(Material provided):
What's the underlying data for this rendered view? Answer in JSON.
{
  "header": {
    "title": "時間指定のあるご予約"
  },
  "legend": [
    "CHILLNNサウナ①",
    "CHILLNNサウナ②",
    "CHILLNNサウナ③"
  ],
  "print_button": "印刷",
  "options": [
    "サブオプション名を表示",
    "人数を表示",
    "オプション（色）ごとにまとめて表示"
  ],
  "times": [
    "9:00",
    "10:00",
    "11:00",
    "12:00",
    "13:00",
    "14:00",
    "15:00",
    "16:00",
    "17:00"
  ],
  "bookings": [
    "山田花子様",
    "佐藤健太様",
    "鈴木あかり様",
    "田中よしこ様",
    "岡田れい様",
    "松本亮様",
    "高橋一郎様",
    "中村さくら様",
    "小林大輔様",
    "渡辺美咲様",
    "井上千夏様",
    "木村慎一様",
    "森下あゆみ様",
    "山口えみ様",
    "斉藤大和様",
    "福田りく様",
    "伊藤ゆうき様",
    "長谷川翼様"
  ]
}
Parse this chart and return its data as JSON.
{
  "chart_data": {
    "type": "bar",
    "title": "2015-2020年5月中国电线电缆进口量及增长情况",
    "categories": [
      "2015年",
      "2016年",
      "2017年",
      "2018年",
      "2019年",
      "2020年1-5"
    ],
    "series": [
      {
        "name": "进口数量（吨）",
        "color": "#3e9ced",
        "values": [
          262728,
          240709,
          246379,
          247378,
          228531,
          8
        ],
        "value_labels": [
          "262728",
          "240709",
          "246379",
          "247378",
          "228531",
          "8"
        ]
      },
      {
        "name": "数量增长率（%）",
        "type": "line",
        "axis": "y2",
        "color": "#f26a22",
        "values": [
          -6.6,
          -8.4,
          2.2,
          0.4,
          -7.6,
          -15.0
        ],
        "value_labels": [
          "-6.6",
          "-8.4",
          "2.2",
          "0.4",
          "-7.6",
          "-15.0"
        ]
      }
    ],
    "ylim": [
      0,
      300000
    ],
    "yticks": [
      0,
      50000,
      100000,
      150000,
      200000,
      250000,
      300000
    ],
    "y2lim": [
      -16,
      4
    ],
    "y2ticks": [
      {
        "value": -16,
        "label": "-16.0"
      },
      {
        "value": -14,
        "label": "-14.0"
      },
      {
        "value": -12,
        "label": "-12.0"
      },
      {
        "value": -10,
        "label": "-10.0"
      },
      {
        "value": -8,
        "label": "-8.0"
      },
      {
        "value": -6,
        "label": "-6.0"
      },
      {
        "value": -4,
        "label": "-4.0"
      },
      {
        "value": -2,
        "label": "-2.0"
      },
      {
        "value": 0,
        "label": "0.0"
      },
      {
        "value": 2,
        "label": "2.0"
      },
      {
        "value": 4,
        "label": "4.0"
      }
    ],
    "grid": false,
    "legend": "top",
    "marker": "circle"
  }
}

(Short exercise): Return every entry exactly as given.

(Exercise response):
What's the underlying data for this rendered view? Answer in JSON.
{
  "header": {
    "title": "時間指定のあるご予約"
  },
  "legend": [
    "CHILLNNサウナ①",
    "CHILLNNサウナ②",
    "CHILLNNサウナ③"
  ],
  "print_button": "印刷",
  "options": [
    "サブオプション名を表示",
    "人数を表示",
    "オプション（色）ごとにまとめて表示"
  ],
  "times": [
    "9:00",
    "10:00",
    "11:00",
    "12:00",
    "13:00",
    "14:00",
    "15:00",
    "16:00",
    "17:00"
  ],
  "bookings": [
    "山田花子様",
    "佐藤健太様",
    "鈴木あかり様",
    "田中よしこ様",
    "岡田れい様",
    "松本亮様",
    "高橋一郎様",
    "中村さくら様",
    "小林大輔様",
    "渡辺美咲様",
    "井上千夏様",
    "木村慎一様",
    "森下あゆみ様",
    "山口えみ様",
    "斉藤大和様",
    "福田りく様",
    "伊藤ゆうき様",
    "長谷川翼様"
  ]
}
Parse this chart and return its data as JSON.
{
  "chart_data": {
    "type": "bar",
    "title": "2015-2020年5月中国电线电缆进口量及增长情况",
    "categories": [
      "2015年",
      "2016年",
      "2017年",
      "2018年",
      "2019年",
      "2020年1-5"
    ],
    "series": [
      {
        "name": "进口数量（吨）",
        "color": "#3e9ced",
        "values": [
          262728,
          240709,
          246379,
          247378,
          228531,
          8
        ],
        "value_labels": [
          "262728",
          "240709",
          "246379",
          "247378",
          "228531",
          "8"
        ]
      },
      {
        "name": "数量增长率（%）",
        "type": "line",
        "axis": "y2",
        "color": "#f26a22",
        "values": [
          -6.6,
          -8.4,
          2.2,
          0.4,
          -7.6,
          -15.0
        ],
        "value_labels": [
          "-6.6",
          "-8.4",
          "2.2",
          "0.4",
          "-7.6",
          "-15.0"
        ]
      }
    ],
    "ylim": [
      0,
      300000
    ],
    "yticks": [
      0,
      50000,
      100000,
      150000,
      200000,
      250000,
      300000
    ],
    "y2lim": [
      -16,
      4
    ],
    "y2ticks": [
      {
        "value": -16,
        "label": "-16.0"
      },
      {
        "value": -14,
        "label": "-14.0"
      },
      {
        "value": -12,
        "label": "-12.0"
      },
      {
        "value": -10,
        "label": "-10.0"
      },
      {
        "value": -8,
        "label": "-8.0"
      },
      {
        "value": -6,
        "label": "-6.0"
      },
      {
        "value": -4,
        "label": "-4.0"
      },
      {
        "value": -2,
        "label": "-2.0"
      },
      {
        "value": 0,
        "label": "0.0"
      },
      {
        "value": 2,
        "label": "2.0"
      },
      {
        "value": 4,
        "label": "4.0"
      }
    ],
    "grid": false,
    "legend": "top",
    "marker": "circle"
  }
}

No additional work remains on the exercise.